Collected data entries

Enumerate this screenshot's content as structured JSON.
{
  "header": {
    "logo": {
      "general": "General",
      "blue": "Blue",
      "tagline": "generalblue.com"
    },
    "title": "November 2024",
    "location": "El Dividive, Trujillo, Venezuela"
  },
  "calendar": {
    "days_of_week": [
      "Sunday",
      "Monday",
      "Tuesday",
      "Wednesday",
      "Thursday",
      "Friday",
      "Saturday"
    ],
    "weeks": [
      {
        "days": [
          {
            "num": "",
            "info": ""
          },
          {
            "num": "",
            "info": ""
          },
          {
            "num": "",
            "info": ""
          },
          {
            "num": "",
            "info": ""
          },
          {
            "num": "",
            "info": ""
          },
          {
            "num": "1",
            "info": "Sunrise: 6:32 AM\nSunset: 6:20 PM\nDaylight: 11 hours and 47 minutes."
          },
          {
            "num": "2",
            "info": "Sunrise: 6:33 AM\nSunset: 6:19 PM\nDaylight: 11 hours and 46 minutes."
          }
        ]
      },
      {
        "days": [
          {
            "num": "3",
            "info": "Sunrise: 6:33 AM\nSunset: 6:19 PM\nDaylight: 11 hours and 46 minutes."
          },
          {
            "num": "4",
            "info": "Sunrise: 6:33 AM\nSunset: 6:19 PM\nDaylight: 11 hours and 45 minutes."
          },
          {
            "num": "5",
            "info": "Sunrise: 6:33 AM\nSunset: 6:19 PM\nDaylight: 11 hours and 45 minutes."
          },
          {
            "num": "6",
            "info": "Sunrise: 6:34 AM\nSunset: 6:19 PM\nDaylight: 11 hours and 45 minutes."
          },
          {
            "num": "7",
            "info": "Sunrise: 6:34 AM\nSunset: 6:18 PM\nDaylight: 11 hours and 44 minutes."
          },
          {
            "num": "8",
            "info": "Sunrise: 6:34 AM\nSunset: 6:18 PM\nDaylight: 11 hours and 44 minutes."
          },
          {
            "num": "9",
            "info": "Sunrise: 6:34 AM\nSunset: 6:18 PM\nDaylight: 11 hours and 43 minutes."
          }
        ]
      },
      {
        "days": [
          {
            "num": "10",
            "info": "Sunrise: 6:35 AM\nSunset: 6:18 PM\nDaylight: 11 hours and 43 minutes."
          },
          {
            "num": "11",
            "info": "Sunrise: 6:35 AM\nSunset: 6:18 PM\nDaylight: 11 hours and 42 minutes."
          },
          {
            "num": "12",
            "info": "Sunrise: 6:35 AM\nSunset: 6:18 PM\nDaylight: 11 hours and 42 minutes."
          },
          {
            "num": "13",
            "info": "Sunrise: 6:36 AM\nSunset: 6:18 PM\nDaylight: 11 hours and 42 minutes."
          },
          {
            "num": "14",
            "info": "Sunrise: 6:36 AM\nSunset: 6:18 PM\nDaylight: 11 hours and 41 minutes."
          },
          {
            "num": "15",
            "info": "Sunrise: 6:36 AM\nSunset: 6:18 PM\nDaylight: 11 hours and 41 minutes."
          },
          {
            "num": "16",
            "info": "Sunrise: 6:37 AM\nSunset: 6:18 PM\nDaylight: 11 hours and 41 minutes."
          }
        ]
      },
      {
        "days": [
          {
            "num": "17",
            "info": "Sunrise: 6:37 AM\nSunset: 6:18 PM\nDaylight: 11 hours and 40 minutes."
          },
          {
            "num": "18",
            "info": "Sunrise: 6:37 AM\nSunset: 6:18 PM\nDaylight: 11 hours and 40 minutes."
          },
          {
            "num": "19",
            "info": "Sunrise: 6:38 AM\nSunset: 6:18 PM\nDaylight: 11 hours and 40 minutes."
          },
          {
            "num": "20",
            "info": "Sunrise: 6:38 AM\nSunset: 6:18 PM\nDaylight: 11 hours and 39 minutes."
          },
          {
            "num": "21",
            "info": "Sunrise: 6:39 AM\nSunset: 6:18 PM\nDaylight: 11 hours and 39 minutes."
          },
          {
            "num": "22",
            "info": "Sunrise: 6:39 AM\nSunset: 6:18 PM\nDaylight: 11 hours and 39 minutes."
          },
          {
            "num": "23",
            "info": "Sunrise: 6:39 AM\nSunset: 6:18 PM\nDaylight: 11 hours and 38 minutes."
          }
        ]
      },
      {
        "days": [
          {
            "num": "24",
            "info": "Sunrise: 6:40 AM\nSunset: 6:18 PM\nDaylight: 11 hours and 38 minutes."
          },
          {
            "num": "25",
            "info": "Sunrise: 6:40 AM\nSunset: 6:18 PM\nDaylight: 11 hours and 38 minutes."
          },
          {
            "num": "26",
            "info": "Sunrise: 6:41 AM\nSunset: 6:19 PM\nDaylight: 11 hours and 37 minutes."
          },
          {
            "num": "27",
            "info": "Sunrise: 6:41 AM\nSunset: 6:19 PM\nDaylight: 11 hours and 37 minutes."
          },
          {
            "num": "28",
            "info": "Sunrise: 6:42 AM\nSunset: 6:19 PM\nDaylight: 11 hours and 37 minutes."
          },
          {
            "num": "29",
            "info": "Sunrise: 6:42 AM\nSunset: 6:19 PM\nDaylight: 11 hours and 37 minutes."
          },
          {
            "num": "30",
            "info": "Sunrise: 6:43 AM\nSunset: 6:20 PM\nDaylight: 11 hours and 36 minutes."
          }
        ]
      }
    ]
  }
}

To do
Return all of the data word for word.

The reply
Enumerate this screenshot's content as structured JSON.
{
  "header": {
    "logo": {
      "general": "General",
      "blue": "Blue",
      "tagline": "generalblue.com"
    },
    "title": "November 2024",
    "location": "El Dividive, Trujillo, Venezuela"
  },
  "calendar": {
    "days_of_week": [
      "Sunday",
      "Monday",
      "Tuesday",
      "Wednesday",
      "Thursday",
      "Friday",
      "Saturday"
    ],
    "weeks": [
      {
        "days": [
          {
            "num": "",
            "info": ""
          },
          {
            "num": "",
            "info": ""
          },
          {
            "num": "",
            "info": ""
          },
          {
            "num": "",
            "info": ""
          },
          {
            "num": "",
            "info": ""
          },
          {
            "num": "1",
            "info": "Sunrise: 6:32 AM\nSunset: 6:20 PM\nDaylight: 11 hours and 47 minutes."
          },
          {
            "num": "2",
            "info": "Sunrise: 6:33 AM\nSunset: 6:19 PM\nDaylight: 11 hours and 46 minutes."
          }
        ]
      },
      {
        "days": [
          {
            "num": "3",
            "info": "Sunrise: 6:33 AM\nSunset: 6:19 PM\nDaylight: 11 hours and 46 minutes."
          },
          {
            "num": "4",
            "info": "Sunrise: 6:33 AM\nSunset: 6:19 PM\nDaylight: 11 hours and 45 minutes."
          },
          {
            "num": "5",
            "info": "Sunrise: 6:33 AM\nSunset: 6:19 PM\nDaylight: 11 hours and 45 minutes."
          },
          {
            "num": "6",
            "info": "Sunrise: 6:34 AM\nSunset: 6:19 PM\nDaylight: 11 hours and 45 minutes."
          },
          {
            "num": "7",
            "info": "Sunrise: 6:34 AM\nSunset: 6:18 PM\nDaylight: 11 hours and 44 minutes."
          },
          {
            "num": "8",
            "info": "Sunrise: 6:34 AM\nSunset: 6:18 PM\nDaylight: 11 hours and 44 minutes."
          },
          {
            "num": "9",
            "info": "Sunrise: 6:34 AM\nSunset: 6:18 PM\nDaylight: 11 hours and 43 minutes."
          }
        ]
      },
      {
        "days": [
          {
            "num": "10",
            "info": "Sunrise: 6:35 AM\nSunset: 6:18 PM\nDaylight: 11 hours and 43 minutes."
          },
          {
            "num": "11",
            "info": "Sunrise: 6:35 AM\nSunset: 6:18 PM\nDaylight: 11 hours and 42 minutes."
          },
          {
            "num": "12",
            "info": "Sunrise: 6:35 AM\nSunset: 6:18 PM\nDaylight: 11 hours and 42 minutes."
          },
          {
            "num": "13",
            "info": "Sunrise: 6:36 AM\nSunset: 6:18 PM\nDaylight: 11 hours and 42 minutes."
          },
          {
            "num": "14",
            "info": "Sunrise: 6:36 AM\nSunset: 6:18 PM\nDaylight: 11 hours and 41 minutes."
          },
          {
            "num": "15",
            "info": "Sunrise: 6:36 AM\nSunset: 6:18 PM\nDaylight: 11 hours and 41 minutes."
          },
          {
            "num": "16",
            "info": "Sunrise: 6:37 AM\nSunset: 6:18 PM\nDaylight: 11 hours and 41 minutes."
          }
        ]
      },
      {
        "days": [
          {
            "num": "17",
            "info": "Sunrise: 6:37 AM\nSunset: 6:18 PM\nDaylight: 11 hours and 40 minutes."
          },
          {
            "num": "18",
            "info": "Sunrise: 6:37 AM\nSunset: 6:18 PM\nDaylight: 11 hours and 40 minutes."
          },
          {
            "num": "19",
            "info": "Sunrise: 6:38 AM\nSunset: 6:18 PM\nDaylight: 11 hours and 40 minutes."
          },
          {
            "num": "20",
            "info": "Sunrise: 6:38 AM\nSunset: 6:18 PM\nDaylight: 11 hours and 39 minutes."
          },
          {
            "num": "21",
            "info": "Sunrise: 6:39 AM\nSunset: 6:18 PM\nDaylight: 11 hours and 39 minutes."
          },
          {
            "num": "22",
            "info": "Sunrise: 6:39 AM\nSunset: 6:18 PM\nDaylight: 11 hours and 39 minutes."
          },
          {
            "num": "23",
            "info": "Sunrise: 6:39 AM\nSunset: 6:18 PM\nDaylight: 11 hours and 38 minutes."
          }
        ]
      },
      {
        "days": [
          {
            "num": "24",
            "info": "Sunrise: 6:40 AM\nSunset: 6:18 PM\nDaylight: 11 hours and 38 minutes."
          },
          {
            "num": "25",
            "info": "Sunrise: 6:40 AM\nSunset: 6:18 PM\nDaylight: 11 hours and 38 minutes."
          },
          {
            "num": "26",
            "info": "Sunrise: 6:41 AM\nSunset: 6:19 PM\nDaylight: 11 hours and 37 minutes."
          },
          {
            "num": "27",
            "info": "Sunrise: 6:41 AM\nSunset: 6:19 PM\nDaylight: 11 hours and 37 minutes."
          },
          {
            "num": "28",
            "info": "Sunrise: 6:42 AM\nSunset: 6:19 PM\nDaylight: 11 hours and 37 minutes."
          },
          {
            "num": "29",
            "info": "Sunrise: 6:42 AM\nSunset: 6:19 PM\nDaylight: 11 hours and 37 minutes."
          },
          {
            "num": "30",
            "info": "Sunrise: 6:43 AM\nSunset: 6:20 PM\nDaylight: 11 hours and 36 minutes."
          }
        ]
      }
    ]
  }
}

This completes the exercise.